WHAT IS EXPECTED –
Single out the lines that include the word "Completado". Copy them.

DATA FOR THIS EXERCISE –

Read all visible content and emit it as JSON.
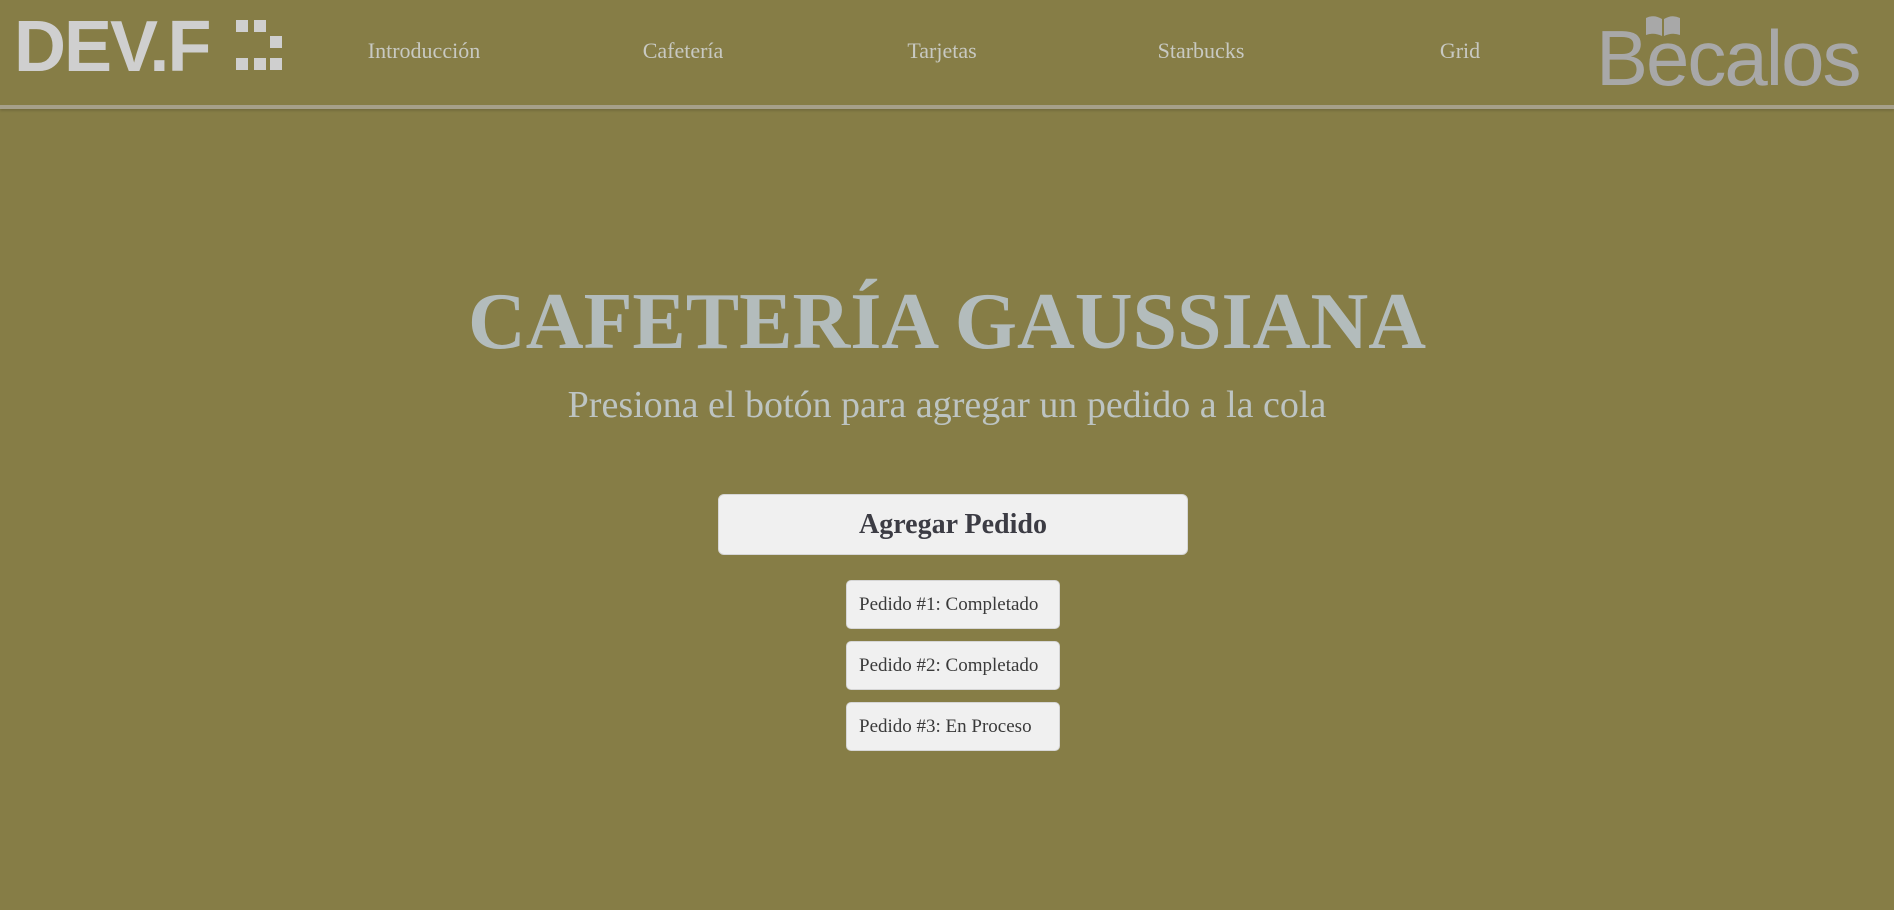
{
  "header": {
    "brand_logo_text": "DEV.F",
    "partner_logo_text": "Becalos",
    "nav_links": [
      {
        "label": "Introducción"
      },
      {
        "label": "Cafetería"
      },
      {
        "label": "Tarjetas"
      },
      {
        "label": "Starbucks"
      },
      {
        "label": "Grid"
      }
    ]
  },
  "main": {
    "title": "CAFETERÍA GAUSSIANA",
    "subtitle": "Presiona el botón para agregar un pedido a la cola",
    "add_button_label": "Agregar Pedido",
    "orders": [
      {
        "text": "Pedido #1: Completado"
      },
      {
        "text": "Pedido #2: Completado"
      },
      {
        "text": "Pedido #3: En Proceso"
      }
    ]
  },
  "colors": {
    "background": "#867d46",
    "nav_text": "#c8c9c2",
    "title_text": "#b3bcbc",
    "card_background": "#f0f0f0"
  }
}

...

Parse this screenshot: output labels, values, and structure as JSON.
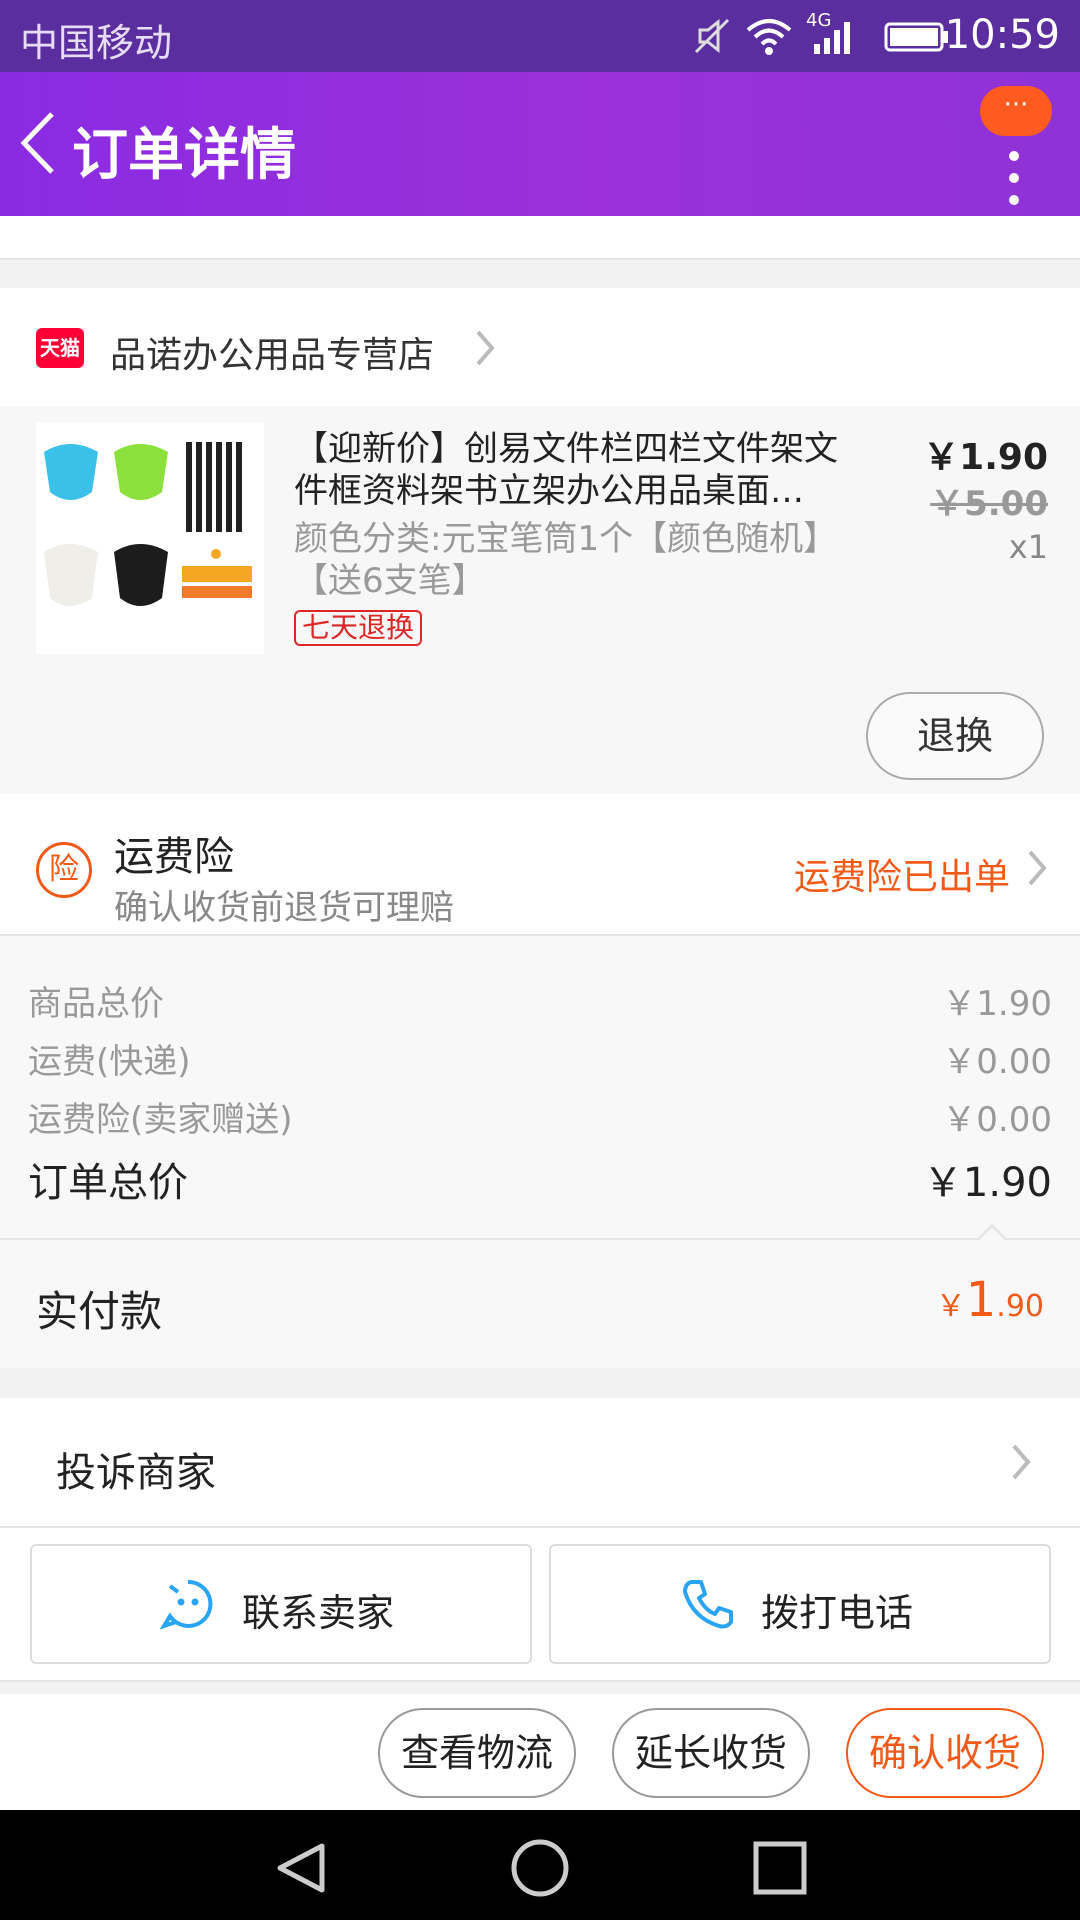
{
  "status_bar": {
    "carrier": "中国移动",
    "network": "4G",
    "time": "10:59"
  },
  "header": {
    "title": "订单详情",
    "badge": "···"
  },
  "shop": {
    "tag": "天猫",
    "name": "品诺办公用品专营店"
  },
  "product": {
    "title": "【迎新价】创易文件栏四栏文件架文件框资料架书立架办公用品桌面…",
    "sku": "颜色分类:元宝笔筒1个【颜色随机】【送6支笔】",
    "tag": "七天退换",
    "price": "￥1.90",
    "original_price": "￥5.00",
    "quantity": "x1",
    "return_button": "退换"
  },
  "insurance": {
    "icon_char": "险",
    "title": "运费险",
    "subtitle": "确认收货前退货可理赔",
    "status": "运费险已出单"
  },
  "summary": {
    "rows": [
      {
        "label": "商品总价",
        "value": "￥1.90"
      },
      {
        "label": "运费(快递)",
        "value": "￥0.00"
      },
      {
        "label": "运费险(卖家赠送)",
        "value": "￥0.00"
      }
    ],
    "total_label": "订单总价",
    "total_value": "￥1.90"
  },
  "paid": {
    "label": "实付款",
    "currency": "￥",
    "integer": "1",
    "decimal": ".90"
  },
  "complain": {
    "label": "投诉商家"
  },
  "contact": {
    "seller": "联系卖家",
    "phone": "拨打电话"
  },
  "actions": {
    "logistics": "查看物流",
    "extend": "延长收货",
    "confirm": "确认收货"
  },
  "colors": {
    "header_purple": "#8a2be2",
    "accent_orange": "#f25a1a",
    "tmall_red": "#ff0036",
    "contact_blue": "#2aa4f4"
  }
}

SOLVED PROBLEM –
        "text": "Pedido #1: Completado"
        "text": "Pedido #2: Completado"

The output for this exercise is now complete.